**Figure record listings**
○ ○ ○ ○

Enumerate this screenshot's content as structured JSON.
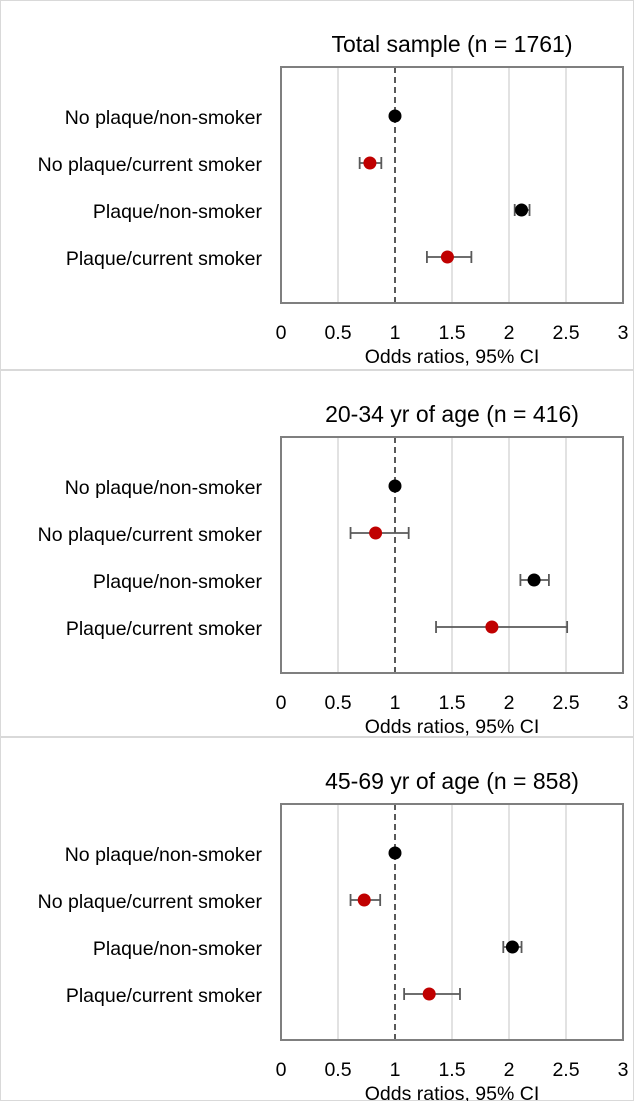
{
  "chart_data": [
    {
      "type": "scatter",
      "title": "Total sample (n = 1761)",
      "xlabel": "Odds ratios, 95% CI",
      "xlim": [
        0,
        3
      ],
      "xticks": [
        "0",
        "0.5",
        "1",
        "1.5",
        "2",
        "2.5",
        "3"
      ],
      "reference_line": 1,
      "grid": true,
      "rows": [
        {
          "label": "No plaque/non-smoker",
          "or": 1.0,
          "ci_low": 1.0,
          "ci_high": 1.0,
          "color": "#000000"
        },
        {
          "label": "No plaque/current smoker",
          "or": 0.78,
          "ci_low": 0.69,
          "ci_high": 0.88,
          "color": "#c00000"
        },
        {
          "label": "Plaque/non-smoker",
          "or": 2.11,
          "ci_low": 2.05,
          "ci_high": 2.18,
          "color": "#000000"
        },
        {
          "label": "Plaque/current smoker",
          "or": 1.46,
          "ci_low": 1.28,
          "ci_high": 1.67,
          "color": "#c00000"
        }
      ]
    },
    {
      "type": "scatter",
      "title": "20-34 yr of age (n = 416)",
      "xlabel": "Odds ratios, 95% CI",
      "xlim": [
        0,
        3
      ],
      "xticks": [
        "0",
        "0.5",
        "1",
        "1.5",
        "2",
        "2.5",
        "3"
      ],
      "reference_line": 1,
      "grid": true,
      "rows": [
        {
          "label": "No plaque/non-smoker",
          "or": 1.0,
          "ci_low": 1.0,
          "ci_high": 1.0,
          "color": "#000000"
        },
        {
          "label": "No plaque/current smoker",
          "or": 0.83,
          "ci_low": 0.61,
          "ci_high": 1.12,
          "color": "#c00000"
        },
        {
          "label": "Plaque/non-smoker",
          "or": 2.22,
          "ci_low": 2.1,
          "ci_high": 2.35,
          "color": "#000000"
        },
        {
          "label": "Plaque/current smoker",
          "or": 1.85,
          "ci_low": 1.36,
          "ci_high": 2.51,
          "color": "#c00000"
        }
      ]
    },
    {
      "type": "scatter",
      "title": "45-69 yr of age (n = 858)",
      "xlabel": "Odds ratios, 95% CI",
      "xlim": [
        0,
        3
      ],
      "xticks": [
        "0",
        "0.5",
        "1",
        "1.5",
        "2",
        "2.5",
        "3"
      ],
      "reference_line": 1,
      "grid": true,
      "rows": [
        {
          "label": "No plaque/non-smoker",
          "or": 1.0,
          "ci_low": 1.0,
          "ci_high": 1.0,
          "color": "#000000"
        },
        {
          "label": "No plaque/current smoker",
          "or": 0.73,
          "ci_low": 0.61,
          "ci_high": 0.87,
          "color": "#c00000"
        },
        {
          "label": "Plaque/non-smoker",
          "or": 2.03,
          "ci_low": 1.95,
          "ci_high": 2.11,
          "color": "#000000"
        },
        {
          "label": "Plaque/current smoker",
          "or": 1.3,
          "ci_low": 1.08,
          "ci_high": 1.57,
          "color": "#c00000"
        }
      ]
    }
  ],
  "colors": {
    "frame": "#7f7f7f",
    "grid": "#d9d9d9",
    "reference_line": "#595959",
    "errorbar": "#595959",
    "panel_border": "#d9d9d9"
  }
}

○ ○ ○ ○

**Goal**
Write the listing above out again exactly, dropping each image.

**Result of the task**
Enumerate this screenshot's content as structured JSON.
{
  "chart_data": [
    {
      "type": "scatter",
      "title": "Total sample (n = 1761)",
      "xlabel": "Odds ratios, 95% CI",
      "xlim": [
        0,
        3
      ],
      "xticks": [
        "0",
        "0.5",
        "1",
        "1.5",
        "2",
        "2.5",
        "3"
      ],
      "reference_line": 1,
      "grid": true,
      "rows": [
        {
          "label": "No plaque/non-smoker",
          "or": 1.0,
          "ci_low": 1.0,
          "ci_high": 1.0,
          "color": "#000000"
        },
        {
          "label": "No plaque/current smoker",
          "or": 0.78,
          "ci_low": 0.69,
          "ci_high": 0.88,
          "color": "#c00000"
        },
        {
          "label": "Plaque/non-smoker",
          "or": 2.11,
          "ci_low": 2.05,
          "ci_high": 2.18,
          "color": "#000000"
        },
        {
          "label": "Plaque/current smoker",
          "or": 1.46,
          "ci_low": 1.28,
          "ci_high": 1.67,
          "color": "#c00000"
        }
      ]
    },
    {
      "type": "scatter",
      "title": "20-34 yr of age (n = 416)",
      "xlabel": "Odds ratios, 95% CI",
      "xlim": [
        0,
        3
      ],
      "xticks": [
        "0",
        "0.5",
        "1",
        "1.5",
        "2",
        "2.5",
        "3"
      ],
      "reference_line": 1,
      "grid": true,
      "rows": [
        {
          "label": "No plaque/non-smoker",
          "or": 1.0,
          "ci_low": 1.0,
          "ci_high": 1.0,
          "color": "#000000"
        },
        {
          "label": "No plaque/current smoker",
          "or": 0.83,
          "ci_low": 0.61,
          "ci_high": 1.12,
          "color": "#c00000"
        },
        {
          "label": "Plaque/non-smoker",
          "or": 2.22,
          "ci_low": 2.1,
          "ci_high": 2.35,
          "color": "#000000"
        },
        {
          "label": "Plaque/current smoker",
          "or": 1.85,
          "ci_low": 1.36,
          "ci_high": 2.51,
          "color": "#c00000"
        }
      ]
    },
    {
      "type": "scatter",
      "title": "45-69 yr of age (n = 858)",
      "xlabel": "Odds ratios, 95% CI",
      "xlim": [
        0,
        3
      ],
      "xticks": [
        "0",
        "0.5",
        "1",
        "1.5",
        "2",
        "2.5",
        "3"
      ],
      "reference_line": 1,
      "grid": true,
      "rows": [
        {
          "label": "No plaque/non-smoker",
          "or": 1.0,
          "ci_low": 1.0,
          "ci_high": 1.0,
          "color": "#000000"
        },
        {
          "label": "No plaque/current smoker",
          "or": 0.73,
          "ci_low": 0.61,
          "ci_high": 0.87,
          "color": "#c00000"
        },
        {
          "label": "Plaque/non-smoker",
          "or": 2.03,
          "ci_low": 1.95,
          "ci_high": 2.11,
          "color": "#000000"
        },
        {
          "label": "Plaque/current smoker",
          "or": 1.3,
          "ci_low": 1.08,
          "ci_high": 1.57,
          "color": "#c00000"
        }
      ]
    }
  ],
  "colors": {
    "frame": "#7f7f7f",
    "grid": "#d9d9d9",
    "reference_line": "#595959",
    "errorbar": "#595959",
    "panel_border": "#d9d9d9"
  }
}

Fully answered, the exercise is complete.